◆ Records supplied
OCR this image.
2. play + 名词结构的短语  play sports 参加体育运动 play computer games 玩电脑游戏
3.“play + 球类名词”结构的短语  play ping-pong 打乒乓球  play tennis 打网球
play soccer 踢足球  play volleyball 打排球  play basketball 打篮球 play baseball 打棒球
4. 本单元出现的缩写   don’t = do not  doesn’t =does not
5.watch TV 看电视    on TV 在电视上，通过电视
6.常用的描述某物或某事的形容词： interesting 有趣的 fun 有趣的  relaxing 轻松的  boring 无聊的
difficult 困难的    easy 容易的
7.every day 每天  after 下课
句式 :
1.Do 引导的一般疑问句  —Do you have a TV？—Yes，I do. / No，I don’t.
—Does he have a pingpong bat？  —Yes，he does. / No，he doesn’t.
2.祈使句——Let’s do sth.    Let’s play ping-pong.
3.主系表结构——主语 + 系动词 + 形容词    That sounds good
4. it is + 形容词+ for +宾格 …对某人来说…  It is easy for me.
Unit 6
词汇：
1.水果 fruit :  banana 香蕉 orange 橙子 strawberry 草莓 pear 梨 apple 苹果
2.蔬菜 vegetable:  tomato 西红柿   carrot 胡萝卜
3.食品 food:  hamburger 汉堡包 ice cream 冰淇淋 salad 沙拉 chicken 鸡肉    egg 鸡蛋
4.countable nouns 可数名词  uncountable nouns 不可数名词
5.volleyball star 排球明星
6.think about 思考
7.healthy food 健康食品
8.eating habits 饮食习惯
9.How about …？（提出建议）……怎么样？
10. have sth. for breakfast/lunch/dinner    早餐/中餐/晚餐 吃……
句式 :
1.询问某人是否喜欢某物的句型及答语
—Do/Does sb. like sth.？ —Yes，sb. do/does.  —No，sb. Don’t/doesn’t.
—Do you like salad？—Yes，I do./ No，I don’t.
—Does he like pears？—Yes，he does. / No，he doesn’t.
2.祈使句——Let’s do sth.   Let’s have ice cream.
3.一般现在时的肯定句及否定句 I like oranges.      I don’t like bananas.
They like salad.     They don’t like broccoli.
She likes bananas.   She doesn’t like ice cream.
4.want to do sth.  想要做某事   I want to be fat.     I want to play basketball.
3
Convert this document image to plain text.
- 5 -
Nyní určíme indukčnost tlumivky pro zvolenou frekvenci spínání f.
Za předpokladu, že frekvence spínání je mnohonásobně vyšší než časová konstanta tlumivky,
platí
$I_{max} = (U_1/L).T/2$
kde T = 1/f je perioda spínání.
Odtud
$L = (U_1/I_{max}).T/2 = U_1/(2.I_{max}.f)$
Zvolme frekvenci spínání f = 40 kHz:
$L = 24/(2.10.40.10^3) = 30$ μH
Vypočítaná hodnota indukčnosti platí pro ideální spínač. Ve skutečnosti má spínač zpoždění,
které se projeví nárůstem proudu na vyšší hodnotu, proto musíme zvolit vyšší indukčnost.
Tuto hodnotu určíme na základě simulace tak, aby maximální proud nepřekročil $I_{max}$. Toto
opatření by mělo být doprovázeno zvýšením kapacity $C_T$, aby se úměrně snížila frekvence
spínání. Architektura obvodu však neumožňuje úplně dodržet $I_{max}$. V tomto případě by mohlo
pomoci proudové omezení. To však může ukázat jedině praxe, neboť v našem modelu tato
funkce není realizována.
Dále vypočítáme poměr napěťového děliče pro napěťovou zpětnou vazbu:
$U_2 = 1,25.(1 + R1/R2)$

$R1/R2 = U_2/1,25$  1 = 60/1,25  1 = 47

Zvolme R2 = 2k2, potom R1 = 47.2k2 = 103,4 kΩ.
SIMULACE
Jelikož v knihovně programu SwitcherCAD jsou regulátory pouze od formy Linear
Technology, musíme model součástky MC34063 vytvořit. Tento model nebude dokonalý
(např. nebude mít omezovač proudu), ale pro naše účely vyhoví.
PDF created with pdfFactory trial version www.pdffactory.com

◆ Exercise brief
How many lines of the listing include the string "salad"? Answer with the number alone.

◆ Worked answer
3